WHAT YOU ARE ASKED TO DO:
Write out each entry, exactly the way it appears.

GIVEN RECORDS:
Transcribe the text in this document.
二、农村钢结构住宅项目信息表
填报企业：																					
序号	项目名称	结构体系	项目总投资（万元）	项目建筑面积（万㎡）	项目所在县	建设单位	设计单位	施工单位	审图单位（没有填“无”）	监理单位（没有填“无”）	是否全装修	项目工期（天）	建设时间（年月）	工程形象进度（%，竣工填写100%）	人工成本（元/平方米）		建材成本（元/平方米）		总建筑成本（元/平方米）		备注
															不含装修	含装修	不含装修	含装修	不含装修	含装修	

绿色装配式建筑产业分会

REPLY TO THE TASK:
Transcribe the text in this document.
二、农村钢结构住宅项目信息表
填报企业：																					
序号	项目名称	结构体系	项目总投资（万元）	项目建筑面积（万㎡）	项目所在县	建设单位	设计单位	施工单位	审图单位（没有填“无”）	监理单位（没有填“无”）	是否全装修	项目工期（天）	建设时间（年月）	工程形象进度（%，竣工填写100%）	人工成本（元/平方米）		建材成本（元/平方米）		总建筑成本（元/平方米）		备注
															不含装修	含装修	不含装修	含装修	不含装修	含装修	

绿色装配式建筑产业分会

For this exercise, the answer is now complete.